Stored records

╔══

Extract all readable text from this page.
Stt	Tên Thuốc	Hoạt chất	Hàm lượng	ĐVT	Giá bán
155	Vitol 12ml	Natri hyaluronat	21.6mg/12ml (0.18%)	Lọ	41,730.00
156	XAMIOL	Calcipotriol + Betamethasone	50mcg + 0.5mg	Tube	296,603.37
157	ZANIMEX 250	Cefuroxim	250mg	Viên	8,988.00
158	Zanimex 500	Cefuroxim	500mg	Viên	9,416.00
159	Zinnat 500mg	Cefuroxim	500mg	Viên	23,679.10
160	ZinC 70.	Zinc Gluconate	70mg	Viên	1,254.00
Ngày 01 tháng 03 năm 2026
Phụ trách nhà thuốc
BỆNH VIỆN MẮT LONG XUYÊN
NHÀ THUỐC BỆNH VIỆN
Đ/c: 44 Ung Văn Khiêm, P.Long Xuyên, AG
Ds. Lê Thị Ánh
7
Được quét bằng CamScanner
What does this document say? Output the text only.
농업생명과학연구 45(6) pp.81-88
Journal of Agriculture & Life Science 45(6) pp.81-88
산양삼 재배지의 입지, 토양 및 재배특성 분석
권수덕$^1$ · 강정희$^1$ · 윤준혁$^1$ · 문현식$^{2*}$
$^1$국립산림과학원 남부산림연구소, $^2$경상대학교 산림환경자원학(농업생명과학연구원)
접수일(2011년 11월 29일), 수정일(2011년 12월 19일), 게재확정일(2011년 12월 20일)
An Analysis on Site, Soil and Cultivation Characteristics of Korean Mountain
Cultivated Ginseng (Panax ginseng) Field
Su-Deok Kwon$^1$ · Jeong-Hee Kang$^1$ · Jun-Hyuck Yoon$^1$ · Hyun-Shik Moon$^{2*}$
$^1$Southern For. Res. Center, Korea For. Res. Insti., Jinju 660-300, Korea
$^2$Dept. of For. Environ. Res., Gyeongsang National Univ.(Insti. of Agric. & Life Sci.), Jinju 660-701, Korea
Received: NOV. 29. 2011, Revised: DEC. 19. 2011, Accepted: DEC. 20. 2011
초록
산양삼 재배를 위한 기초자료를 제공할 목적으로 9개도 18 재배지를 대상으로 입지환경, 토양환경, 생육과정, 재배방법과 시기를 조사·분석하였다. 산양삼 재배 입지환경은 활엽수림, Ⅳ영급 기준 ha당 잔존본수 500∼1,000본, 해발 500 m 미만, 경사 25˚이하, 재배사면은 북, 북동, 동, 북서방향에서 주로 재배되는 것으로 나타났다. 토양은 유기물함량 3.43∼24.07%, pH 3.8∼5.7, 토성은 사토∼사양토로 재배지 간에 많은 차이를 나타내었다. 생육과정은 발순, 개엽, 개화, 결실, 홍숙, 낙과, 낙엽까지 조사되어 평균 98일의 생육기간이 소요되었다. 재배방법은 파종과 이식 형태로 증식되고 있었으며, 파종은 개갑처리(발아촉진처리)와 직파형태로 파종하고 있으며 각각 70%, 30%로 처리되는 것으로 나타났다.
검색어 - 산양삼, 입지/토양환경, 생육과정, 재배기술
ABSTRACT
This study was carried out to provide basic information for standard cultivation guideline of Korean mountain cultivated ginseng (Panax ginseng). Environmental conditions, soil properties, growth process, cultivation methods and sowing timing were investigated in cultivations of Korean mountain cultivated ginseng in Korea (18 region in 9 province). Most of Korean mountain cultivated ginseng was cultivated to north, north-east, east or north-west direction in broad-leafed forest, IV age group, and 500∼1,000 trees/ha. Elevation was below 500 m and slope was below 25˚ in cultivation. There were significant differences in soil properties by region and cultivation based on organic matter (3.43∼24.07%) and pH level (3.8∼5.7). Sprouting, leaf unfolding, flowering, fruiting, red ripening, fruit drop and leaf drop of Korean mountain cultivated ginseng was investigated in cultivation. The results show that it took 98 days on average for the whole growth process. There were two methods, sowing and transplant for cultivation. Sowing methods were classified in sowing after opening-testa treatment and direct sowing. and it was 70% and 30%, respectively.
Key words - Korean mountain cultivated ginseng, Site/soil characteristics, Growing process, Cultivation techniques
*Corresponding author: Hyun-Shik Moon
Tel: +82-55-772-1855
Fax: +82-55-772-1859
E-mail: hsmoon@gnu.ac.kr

╚══

◆ **TASK DESCRIPTION**
Output all preceding records character for character.

◆ **WRITTEN RESPONSE**
Extract all readable text from this page.
Stt	Tên Thuốc	Hoạt chất	Hàm lượng	ĐVT	Giá bán
155	Vitol 12ml	Natri hyaluronat	21.6mg/12ml (0.18%)	Lọ	41,730.00
156	XAMIOL	Calcipotriol + Betamethasone	50mcg + 0.5mg	Tube	296,603.37
157	ZANIMEX 250	Cefuroxim	250mg	Viên	8,988.00
158	Zanimex 500	Cefuroxim	500mg	Viên	9,416.00
159	Zinnat 500mg	Cefuroxim	500mg	Viên	23,679.10
160	ZinC 70.	Zinc Gluconate	70mg	Viên	1,254.00
Ngày 01 tháng 03 năm 2026
Phụ trách nhà thuốc
BỆNH VIỆN MẮT LONG XUYÊN
NHÀ THUỐC BỆNH VIỆN
Đ/c: 44 Ung Văn Khiêm, P.Long Xuyên, AG
Ds. Lê Thị Ánh
7
Được quét bằng CamScanner
What does this document say? Output the text only.
농업생명과학연구 45(6) pp.81-88
Journal of Agriculture & Life Science 45(6) pp.81-88
산양삼 재배지의 입지, 토양 및 재배특성 분석
권수덕$^1$ · 강정희$^1$ · 윤준혁$^1$ · 문현식$^{2*}$
$^1$국립산림과학원 남부산림연구소, $^2$경상대학교 산림환경자원학(농업생명과학연구원)
접수일(2011년 11월 29일), 수정일(2011년 12월 19일), 게재확정일(2011년 12월 20일)
An Analysis on Site, Soil and Cultivation Characteristics of Korean Mountain
Cultivated Ginseng (Panax ginseng) Field
Su-Deok Kwon$^1$ · Jeong-Hee Kang$^1$ · Jun-Hyuck Yoon$^1$ · Hyun-Shik Moon$^{2*}$
$^1$Southern For. Res. Center, Korea For. Res. Insti., Jinju 660-300, Korea
$^2$Dept. of For. Environ. Res., Gyeongsang National Univ.(Insti. of Agric. & Life Sci.), Jinju 660-701, Korea
Received: NOV. 29. 2011, Revised: DEC. 19. 2011, Accepted: DEC. 20. 2011
초록
산양삼 재배를 위한 기초자료를 제공할 목적으로 9개도 18 재배지를 대상으로 입지환경, 토양환경, 생육과정, 재배방법과 시기를 조사·분석하였다. 산양삼 재배 입지환경은 활엽수림, Ⅳ영급 기준 ha당 잔존본수 500∼1,000본, 해발 500 m 미만, 경사 25˚이하, 재배사면은 북, 북동, 동, 북서방향에서 주로 재배되는 것으로 나타났다. 토양은 유기물함량 3.43∼24.07%, pH 3.8∼5.7, 토성은 사토∼사양토로 재배지 간에 많은 차이를 나타내었다. 생육과정은 발순, 개엽, 개화, 결실, 홍숙, 낙과, 낙엽까지 조사되어 평균 98일의 생육기간이 소요되었다. 재배방법은 파종과 이식 형태로 증식되고 있었으며, 파종은 개갑처리(발아촉진처리)와 직파형태로 파종하고 있으며 각각 70%, 30%로 처리되는 것으로 나타났다.
검색어 - 산양삼, 입지/토양환경, 생육과정, 재배기술
ABSTRACT
This study was carried out to provide basic information for standard cultivation guideline of Korean mountain cultivated ginseng (Panax ginseng). Environmental conditions, soil properties, growth process, cultivation methods and sowing timing were investigated in cultivations of Korean mountain cultivated ginseng in Korea (18 region in 9 province). Most of Korean mountain cultivated ginseng was cultivated to north, north-east, east or north-west direction in broad-leafed forest, IV age group, and 500∼1,000 trees/ha. Elevation was below 500 m and slope was below 25˚ in cultivation. There were significant differences in soil properties by region and cultivation based on organic matter (3.43∼24.07%) and pH level (3.8∼5.7). Sprouting, leaf unfolding, flowering, fruiting, red ripening, fruit drop and leaf drop of Korean mountain cultivated ginseng was investigated in cultivation. The results show that it took 98 days on average for the whole growth process. There were two methods, sowing and transplant for cultivation. Sowing methods were classified in sowing after opening-testa treatment and direct sowing. and it was 70% and 30%, respectively.
Key words - Korean mountain cultivated ginseng, Site/soil characteristics, Growing process, Cultivation techniques
*Corresponding author: Hyun-Shik Moon
Tel: +82-55-772-1855
Fax: +82-55-772-1859
E-mail: hsmoon@gnu.ac.kr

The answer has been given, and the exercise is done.